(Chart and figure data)
## Start

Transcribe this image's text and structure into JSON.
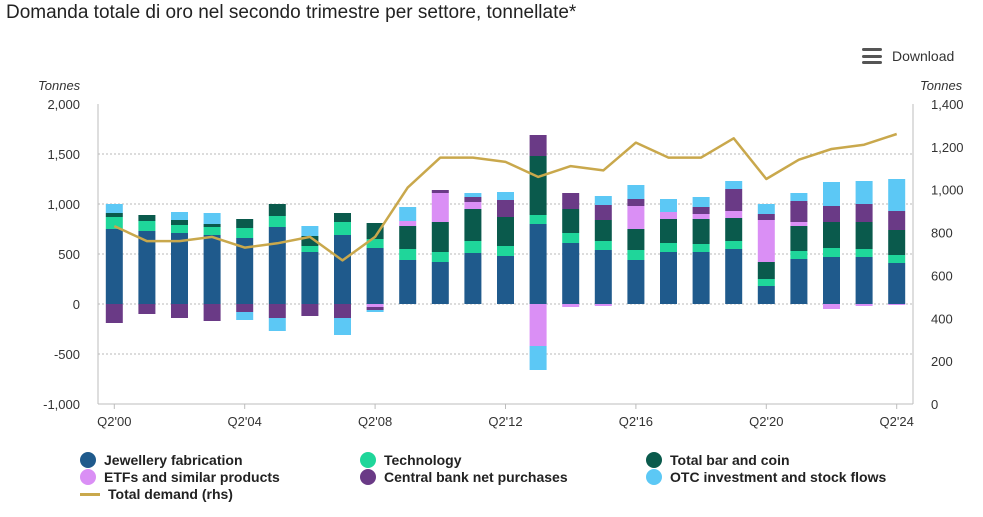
{
  "title": "Domanda totale di oro nel secondo trimestre per settore, tonnellate*",
  "toolbar": {
    "download_label": "Download",
    "download_icon": "menu-icon"
  },
  "chart_data": {
    "type": "bar",
    "stacked": true,
    "left_axis": {
      "label": "Tonnes",
      "min": -1000,
      "max": 2000,
      "ticks": [
        "2,000",
        "1,500",
        "1,000",
        "500",
        "0",
        "-500",
        "-1,000"
      ]
    },
    "right_axis": {
      "label": "Tonnes",
      "min": 0,
      "max": 1400,
      "ticks": [
        "1,400",
        "1,200",
        "1,000",
        "800",
        "600",
        "400",
        "200",
        "0"
      ]
    },
    "categories": [
      "Q2'00",
      "Q2'01",
      "Q2'02",
      "Q2'03",
      "Q2'04",
      "Q2'05",
      "Q2'06",
      "Q2'07",
      "Q2'08",
      "Q2'09",
      "Q2'10",
      "Q2'11",
      "Q2'12",
      "Q2'13",
      "Q2'14",
      "Q2'15",
      "Q2'16",
      "Q2'17",
      "Q2'18",
      "Q2'19",
      "Q2'20",
      "Q2'21",
      "Q2'22",
      "Q2'23",
      "Q2'24"
    ],
    "x_tick_labels": [
      "Q2'00",
      "Q2'04",
      "Q2'08",
      "Q2'12",
      "Q2'16",
      "Q2'20",
      "Q2'24"
    ],
    "series": [
      {
        "name": "Jewellery fabrication",
        "color": "#1f5a8c",
        "values": [
          750,
          730,
          710,
          690,
          660,
          770,
          520,
          690,
          560,
          440,
          420,
          510,
          480,
          800,
          610,
          540,
          440,
          520,
          520,
          550,
          180,
          450,
          470,
          470,
          410
        ]
      },
      {
        "name": "Technology",
        "color": "#1fd69a",
        "values": [
          120,
          100,
          80,
          80,
          100,
          110,
          60,
          130,
          90,
          110,
          100,
          120,
          100,
          90,
          100,
          90,
          100,
          90,
          80,
          80,
          70,
          80,
          90,
          80,
          80
        ]
      },
      {
        "name": "Total bar and coin",
        "color": "#0a5a4c",
        "values": [
          40,
          60,
          50,
          30,
          90,
          120,
          100,
          90,
          160,
          230,
          300,
          320,
          290,
          590,
          240,
          210,
          210,
          240,
          250,
          230,
          170,
          250,
          260,
          270,
          250
        ]
      },
      {
        "name": "ETFs and similar products",
        "color": "#da8ff5",
        "values": [
          0,
          0,
          0,
          0,
          0,
          0,
          0,
          0,
          -30,
          50,
          290,
          70,
          0,
          -420,
          -30,
          -20,
          230,
          70,
          50,
          70,
          420,
          40,
          -50,
          -20,
          -10
        ]
      },
      {
        "name": "Central bank net purchases",
        "color": "#6a3a86",
        "values": [
          -190,
          -100,
          -140,
          -170,
          -80,
          -140,
          -120,
          -140,
          -30,
          0,
          30,
          50,
          170,
          210,
          160,
          150,
          70,
          0,
          70,
          220,
          60,
          210,
          160,
          180,
          190
        ]
      },
      {
        "name": "OTC investment and stock flows",
        "color": "#5cc8f5",
        "values": [
          90,
          0,
          80,
          110,
          -80,
          -130,
          100,
          -170,
          -20,
          140,
          0,
          40,
          80,
          -240,
          0,
          90,
          140,
          130,
          100,
          80,
          100,
          80,
          240,
          230,
          320
        ]
      }
    ],
    "line": {
      "name": "Total demand (rhs)",
      "color": "#c9a84c",
      "values": [
        830,
        760,
        760,
        780,
        730,
        750,
        780,
        670,
        780,
        1010,
        1150,
        1150,
        1130,
        1060,
        1110,
        1090,
        1220,
        1150,
        1150,
        1240,
        1050,
        1140,
        1190,
        1210,
        1260
      ]
    }
  },
  "legend": [
    {
      "label": "Jewellery fabrication",
      "color": "#1f5a8c",
      "kind": "dot"
    },
    {
      "label": "Technology",
      "color": "#1fd69a",
      "kind": "dot"
    },
    {
      "label": "Total bar and coin",
      "color": "#0a5a4c",
      "kind": "dot"
    },
    {
      "label": "ETFs and similar products",
      "color": "#da8ff5",
      "kind": "dot"
    },
    {
      "label": "Central bank net purchases",
      "color": "#6a3a86",
      "kind": "dot"
    },
    {
      "label": "OTC investment and stock flows",
      "color": "#5cc8f5",
      "kind": "dot"
    },
    {
      "label": "Total demand (rhs)",
      "color": "#c9a84c",
      "kind": "line"
    }
  ]
}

## End

Output each line exactly; omit every picture.

Answer to the exercise:
Transcribe this image's text and structure into JSON.
{
  "title": "Domanda totale di oro nel secondo trimestre per settore, tonnellate*",
  "toolbar": {
    "download_label": "Download",
    "download_icon": "menu-icon"
  },
  "chart_data": {
    "type": "bar",
    "stacked": true,
    "left_axis": {
      "label": "Tonnes",
      "min": -1000,
      "max": 2000,
      "ticks": [
        "2,000",
        "1,500",
        "1,000",
        "500",
        "0",
        "-500",
        "-1,000"
      ]
    },
    "right_axis": {
      "label": "Tonnes",
      "min": 0,
      "max": 1400,
      "ticks": [
        "1,400",
        "1,200",
        "1,000",
        "800",
        "600",
        "400",
        "200",
        "0"
      ]
    },
    "categories": [
      "Q2'00",
      "Q2'01",
      "Q2'02",
      "Q2'03",
      "Q2'04",
      "Q2'05",
      "Q2'06",
      "Q2'07",
      "Q2'08",
      "Q2'09",
      "Q2'10",
      "Q2'11",
      "Q2'12",
      "Q2'13",
      "Q2'14",
      "Q2'15",
      "Q2'16",
      "Q2'17",
      "Q2'18",
      "Q2'19",
      "Q2'20",
      "Q2'21",
      "Q2'22",
      "Q2'23",
      "Q2'24"
    ],
    "x_tick_labels": [
      "Q2'00",
      "Q2'04",
      "Q2'08",
      "Q2'12",
      "Q2'16",
      "Q2'20",
      "Q2'24"
    ],
    "series": [
      {
        "name": "Jewellery fabrication",
        "color": "#1f5a8c",
        "values": [
          750,
          730,
          710,
          690,
          660,
          770,
          520,
          690,
          560,
          440,
          420,
          510,
          480,
          800,
          610,
          540,
          440,
          520,
          520,
          550,
          180,
          450,
          470,
          470,
          410
        ]
      },
      {
        "name": "Technology",
        "color": "#1fd69a",
        "values": [
          120,
          100,
          80,
          80,
          100,
          110,
          60,
          130,
          90,
          110,
          100,
          120,
          100,
          90,
          100,
          90,
          100,
          90,
          80,
          80,
          70,
          80,
          90,
          80,
          80
        ]
      },
      {
        "name": "Total bar and coin",
        "color": "#0a5a4c",
        "values": [
          40,
          60,
          50,
          30,
          90,
          120,
          100,
          90,
          160,
          230,
          300,
          320,
          290,
          590,
          240,
          210,
          210,
          240,
          250,
          230,
          170,
          250,
          260,
          270,
          250
        ]
      },
      {
        "name": "ETFs and similar products",
        "color": "#da8ff5",
        "values": [
          0,
          0,
          0,
          0,
          0,
          0,
          0,
          0,
          -30,
          50,
          290,
          70,
          0,
          -420,
          -30,
          -20,
          230,
          70,
          50,
          70,
          420,
          40,
          -50,
          -20,
          -10
        ]
      },
      {
        "name": "Central bank net purchases",
        "color": "#6a3a86",
        "values": [
          -190,
          -100,
          -140,
          -170,
          -80,
          -140,
          -120,
          -140,
          -30,
          0,
          30,
          50,
          170,
          210,
          160,
          150,
          70,
          0,
          70,
          220,
          60,
          210,
          160,
          180,
          190
        ]
      },
      {
        "name": "OTC investment and stock flows",
        "color": "#5cc8f5",
        "values": [
          90,
          0,
          80,
          110,
          -80,
          -130,
          100,
          -170,
          -20,
          140,
          0,
          40,
          80,
          -240,
          0,
          90,
          140,
          130,
          100,
          80,
          100,
          80,
          240,
          230,
          320
        ]
      }
    ],
    "line": {
      "name": "Total demand (rhs)",
      "color": "#c9a84c",
      "values": [
        830,
        760,
        760,
        780,
        730,
        750,
        780,
        670,
        780,
        1010,
        1150,
        1150,
        1130,
        1060,
        1110,
        1090,
        1220,
        1150,
        1150,
        1240,
        1050,
        1140,
        1190,
        1210,
        1260
      ]
    }
  },
  "legend": [
    {
      "label": "Jewellery fabrication",
      "color": "#1f5a8c",
      "kind": "dot"
    },
    {
      "label": "Technology",
      "color": "#1fd69a",
      "kind": "dot"
    },
    {
      "label": "Total bar and coin",
      "color": "#0a5a4c",
      "kind": "dot"
    },
    {
      "label": "ETFs and similar products",
      "color": "#da8ff5",
      "kind": "dot"
    },
    {
      "label": "Central bank net purchases",
      "color": "#6a3a86",
      "kind": "dot"
    },
    {
      "label": "OTC investment and stock flows",
      "color": "#5cc8f5",
      "kind": "dot"
    },
    {
      "label": "Total demand (rhs)",
      "color": "#c9a84c",
      "kind": "line"
    }
  ]
}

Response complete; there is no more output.